### Task prompt
Go through the listing and set it down exactly, leaving out its pictures.

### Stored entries
* start *

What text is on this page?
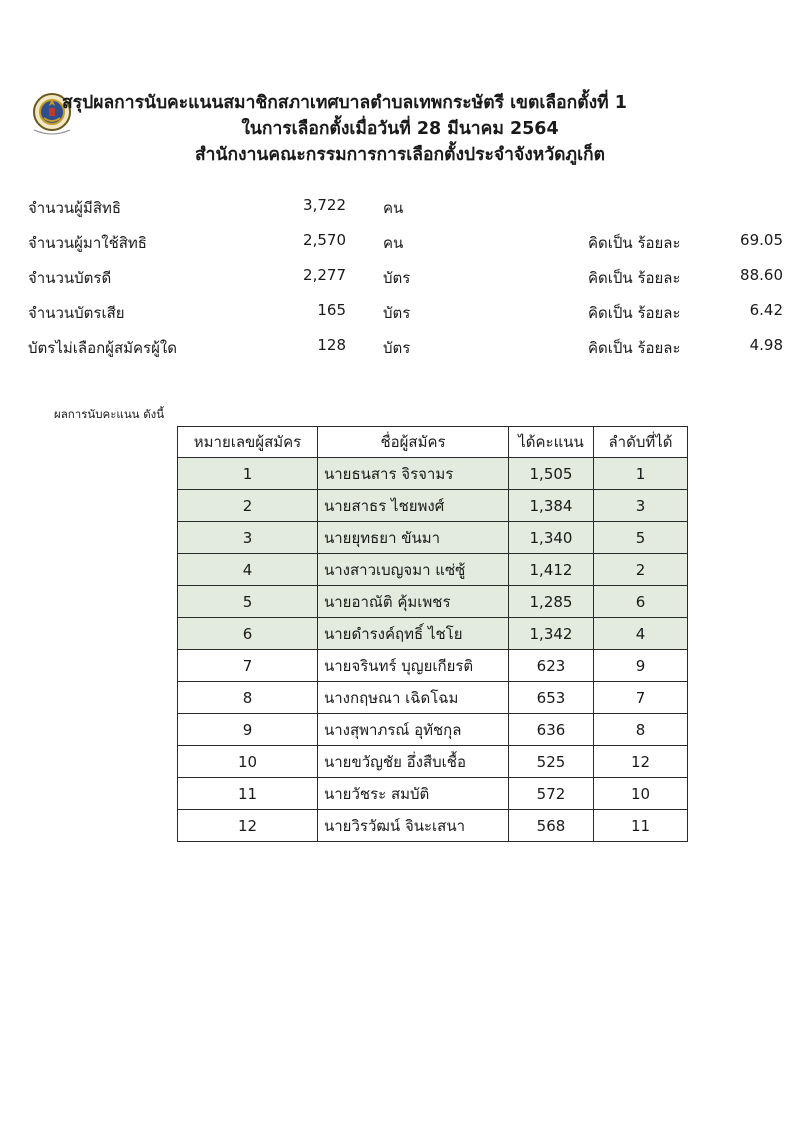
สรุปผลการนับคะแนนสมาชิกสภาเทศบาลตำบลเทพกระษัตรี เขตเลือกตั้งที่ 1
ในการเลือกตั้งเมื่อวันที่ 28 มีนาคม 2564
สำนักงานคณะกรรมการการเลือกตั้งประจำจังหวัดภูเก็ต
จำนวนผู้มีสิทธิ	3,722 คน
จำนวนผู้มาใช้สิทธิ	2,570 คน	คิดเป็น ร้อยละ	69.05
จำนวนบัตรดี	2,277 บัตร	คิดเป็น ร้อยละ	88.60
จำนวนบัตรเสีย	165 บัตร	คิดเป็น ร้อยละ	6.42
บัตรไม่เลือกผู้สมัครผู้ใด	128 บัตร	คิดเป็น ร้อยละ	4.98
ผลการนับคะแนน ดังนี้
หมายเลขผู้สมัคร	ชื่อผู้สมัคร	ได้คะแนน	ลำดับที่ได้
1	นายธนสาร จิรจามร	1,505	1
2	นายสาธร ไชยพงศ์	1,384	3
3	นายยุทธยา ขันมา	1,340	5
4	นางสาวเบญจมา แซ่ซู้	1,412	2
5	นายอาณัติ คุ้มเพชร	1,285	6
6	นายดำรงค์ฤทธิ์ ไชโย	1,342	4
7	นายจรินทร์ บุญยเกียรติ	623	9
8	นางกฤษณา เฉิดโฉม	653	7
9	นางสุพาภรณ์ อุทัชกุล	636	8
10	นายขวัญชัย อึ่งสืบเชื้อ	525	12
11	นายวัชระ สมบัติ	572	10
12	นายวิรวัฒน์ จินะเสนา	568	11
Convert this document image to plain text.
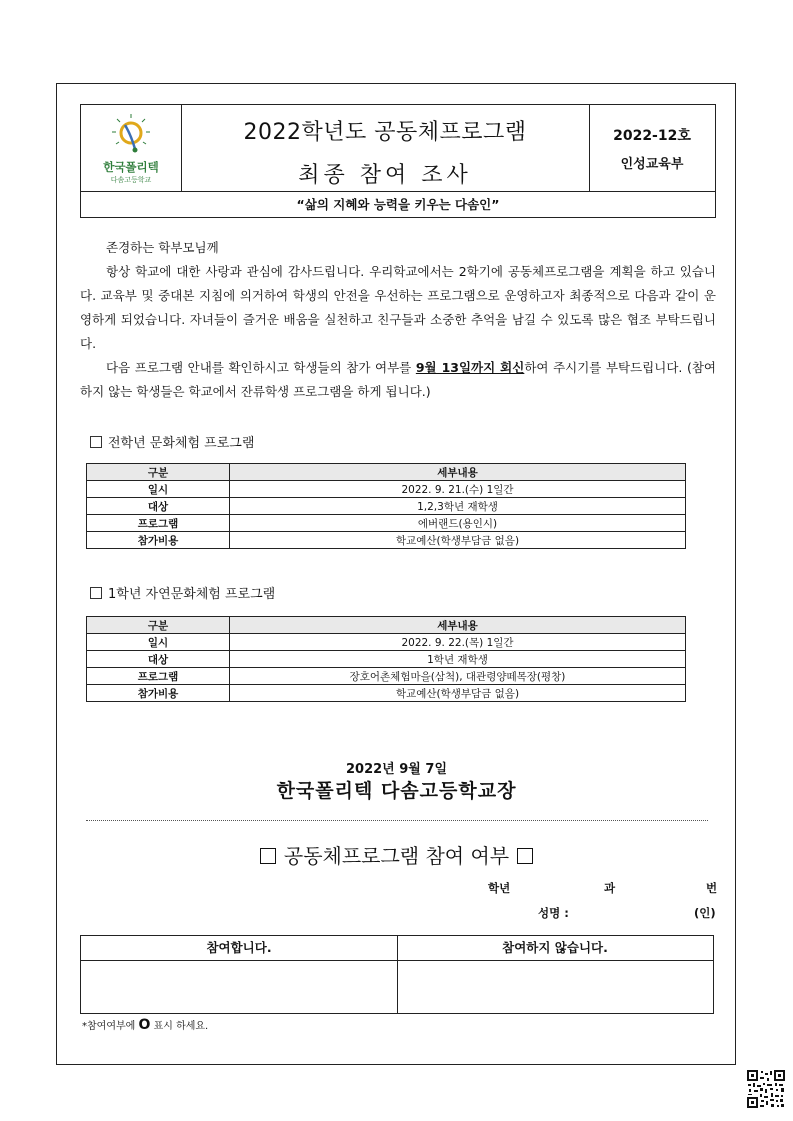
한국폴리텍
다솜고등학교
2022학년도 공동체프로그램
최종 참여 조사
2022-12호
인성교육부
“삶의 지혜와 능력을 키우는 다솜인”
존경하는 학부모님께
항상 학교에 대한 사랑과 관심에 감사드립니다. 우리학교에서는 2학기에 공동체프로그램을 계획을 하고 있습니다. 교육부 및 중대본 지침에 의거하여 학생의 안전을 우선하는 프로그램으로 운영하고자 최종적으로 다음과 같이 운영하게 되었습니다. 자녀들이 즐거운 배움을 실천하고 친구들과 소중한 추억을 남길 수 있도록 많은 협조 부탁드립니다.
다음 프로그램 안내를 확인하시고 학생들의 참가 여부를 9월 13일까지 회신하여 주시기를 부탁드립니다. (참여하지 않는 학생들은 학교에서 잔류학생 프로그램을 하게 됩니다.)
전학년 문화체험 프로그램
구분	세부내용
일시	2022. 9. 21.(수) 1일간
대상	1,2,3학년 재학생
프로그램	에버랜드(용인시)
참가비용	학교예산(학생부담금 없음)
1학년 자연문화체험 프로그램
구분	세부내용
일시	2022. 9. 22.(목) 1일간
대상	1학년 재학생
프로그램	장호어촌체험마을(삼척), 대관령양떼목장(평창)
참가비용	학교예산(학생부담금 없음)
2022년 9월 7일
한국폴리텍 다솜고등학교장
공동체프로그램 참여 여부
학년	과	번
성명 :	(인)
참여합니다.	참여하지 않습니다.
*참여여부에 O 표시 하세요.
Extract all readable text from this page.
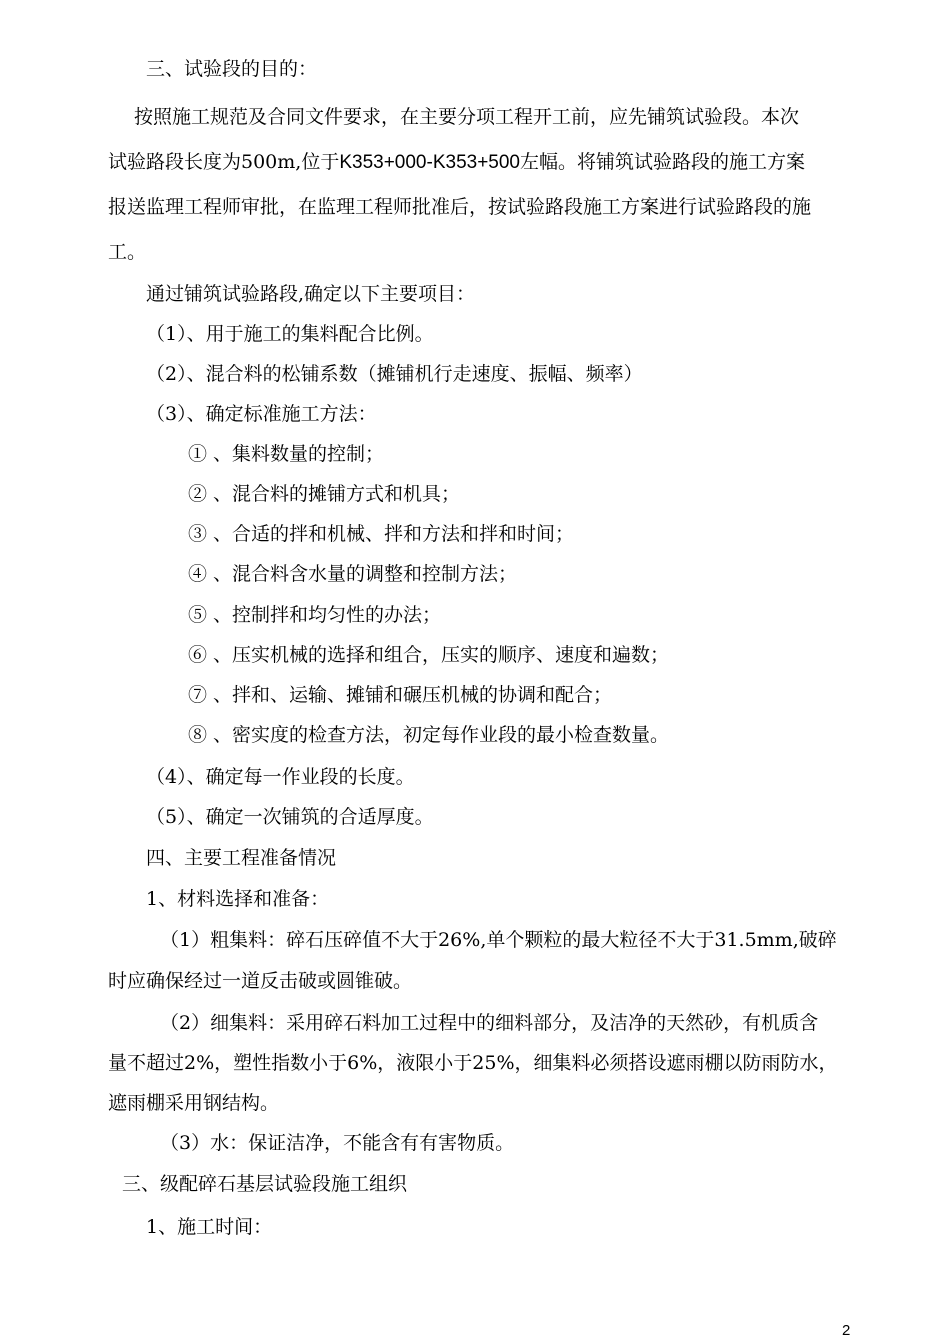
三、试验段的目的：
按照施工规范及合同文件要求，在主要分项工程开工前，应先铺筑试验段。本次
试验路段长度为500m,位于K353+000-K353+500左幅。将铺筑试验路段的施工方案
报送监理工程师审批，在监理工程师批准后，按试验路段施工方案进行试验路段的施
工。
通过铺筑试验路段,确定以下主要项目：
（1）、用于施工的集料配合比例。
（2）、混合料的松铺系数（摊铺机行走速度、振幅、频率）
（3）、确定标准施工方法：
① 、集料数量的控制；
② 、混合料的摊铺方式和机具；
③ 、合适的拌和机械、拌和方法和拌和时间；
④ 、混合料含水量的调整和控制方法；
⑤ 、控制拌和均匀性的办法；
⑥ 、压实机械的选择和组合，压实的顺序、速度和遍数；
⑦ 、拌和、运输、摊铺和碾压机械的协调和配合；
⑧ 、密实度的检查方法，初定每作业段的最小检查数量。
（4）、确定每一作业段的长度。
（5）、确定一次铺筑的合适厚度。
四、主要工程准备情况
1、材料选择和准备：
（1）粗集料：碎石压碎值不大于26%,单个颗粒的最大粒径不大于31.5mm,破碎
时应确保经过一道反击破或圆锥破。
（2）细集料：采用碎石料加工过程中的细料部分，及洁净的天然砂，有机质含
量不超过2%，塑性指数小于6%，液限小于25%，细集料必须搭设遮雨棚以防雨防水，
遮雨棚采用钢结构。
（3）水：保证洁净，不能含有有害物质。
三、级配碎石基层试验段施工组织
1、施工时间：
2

* end *

### Output of the exercise
What text is on this page?
สรุปผลการนับคะแนนสมาชิกสภาเทศบาลตำบลเทพกระษัตรี เขตเลือกตั้งที่ 1
ในการเลือกตั้งเมื่อวันที่ 28 มีนาคม 2564
สำนักงานคณะกรรมการการเลือกตั้งประจำจังหวัดภูเก็ต
จำนวนผู้มีสิทธิ	3,722 คน
จำนวนผู้มาใช้สิทธิ	2,570 คน	คิดเป็น ร้อยละ	69.05
จำนวนบัตรดี	2,277 บัตร	คิดเป็น ร้อยละ	88.60
จำนวนบัตรเสีย	165 บัตร	คิดเป็น ร้อยละ	6.42
บัตรไม่เลือกผู้สมัครผู้ใด	128 บัตร	คิดเป็น ร้อยละ	4.98
ผลการนับคะแนน ดังนี้
หมายเลขผู้สมัคร	ชื่อผู้สมัคร	ได้คะแนน	ลำดับที่ได้
1	นายธนสาร จิรจามร	1,505	1
2	นายสาธร ไชยพงศ์	1,384	3
3	นายยุทธยา ขันมา	1,340	5
4	นางสาวเบญจมา แซ่ซู้	1,412	2
5	นายอาณัติ คุ้มเพชร	1,285	6
6	นายดำรงค์ฤทธิ์ ไชโย	1,342	4
7	นายจรินทร์ บุญยเกียรติ	623	9
8	นางกฤษณา เฉิดโฉม	653	7
9	นางสุพาภรณ์ อุทัชกุล	636	8
10	นายขวัญชัย อึ่งสืบเชื้อ	525	12
11	นายวัชระ สมบัติ	572	10
12	นายวิรวัฒน์ จินะเสนา	568	11
Convert this document image to plain text.
한국폴리텍
다솜고등학교
2022학년도 공동체프로그램
최종 참여 조사
2022-12호
인성교육부
“삶의 지혜와 능력을 키우는 다솜인”
존경하는 학부모님께
항상 학교에 대한 사랑과 관심에 감사드립니다. 우리학교에서는 2학기에 공동체프로그램을 계획을 하고 있습니다. 교육부 및 중대본 지침에 의거하여 학생의 안전을 우선하는 프로그램으로 운영하고자 최종적으로 다음과 같이 운영하게 되었습니다. 자녀들이 즐거운 배움을 실천하고 친구들과 소중한 추억을 남길 수 있도록 많은 협조 부탁드립니다.
다음 프로그램 안내를 확인하시고 학생들의 참가 여부를 9월 13일까지 회신하여 주시기를 부탁드립니다. (참여하지 않는 학생들은 학교에서 잔류학생 프로그램을 하게 됩니다.)
전학년 문화체험 프로그램
구분	세부내용
일시	2022. 9. 21.(수) 1일간
대상	1,2,3학년 재학생
프로그램	에버랜드(용인시)
참가비용	학교예산(학생부담금 없음)
1학년 자연문화체험 프로그램
구분	세부내용
일시	2022. 9. 22.(목) 1일간
대상	1학년 재학생
프로그램	장호어촌체험마을(삼척), 대관령양떼목장(평창)
참가비용	학교예산(학생부담금 없음)
2022년 9월 7일
한국폴리텍 다솜고등학교장
공동체프로그램 참여 여부
학년	과	번
성명 :	(인)
참여합니다.	참여하지 않습니다.
*참여여부에 O 표시 하세요.
Extract all readable text from this page.
三、试验段的目的：
按照施工规范及合同文件要求，在主要分项工程开工前，应先铺筑试验段。本次
试验路段长度为500m,位于K353+000-K353+500左幅。将铺筑试验路段的施工方案
报送监理工程师审批，在监理工程师批准后，按试验路段施工方案进行试验路段的施
工。
通过铺筑试验路段,确定以下主要项目：
（1）、用于施工的集料配合比例。
（2）、混合料的松铺系数（摊铺机行走速度、振幅、频率）
（3）、确定标准施工方法：
① 、集料数量的控制；
② 、混合料的摊铺方式和机具；
③ 、合适的拌和机械、拌和方法和拌和时间；
④ 、混合料含水量的调整和控制方法；
⑤ 、控制拌和均匀性的办法；
⑥ 、压实机械的选择和组合，压实的顺序、速度和遍数；
⑦ 、拌和、运输、摊铺和碾压机械的协调和配合；
⑧ 、密实度的检查方法，初定每作业段的最小检查数量。
（4）、确定每一作业段的长度。
（5）、确定一次铺筑的合适厚度。
四、主要工程准备情况
1、材料选择和准备：
（1）粗集料：碎石压碎值不大于26%,单个颗粒的最大粒径不大于31.5mm,破碎
时应确保经过一道反击破或圆锥破。
（2）细集料：采用碎石料加工过程中的细料部分，及洁净的天然砂，有机质含
量不超过2%，塑性指数小于6%，液限小于25%，细集料必须搭设遮雨棚以防雨防水，
遮雨棚采用钢结构。
（3）水：保证洁净，不能含有有害物质。
三、级配碎石基层试验段施工组织
1、施工时间：
2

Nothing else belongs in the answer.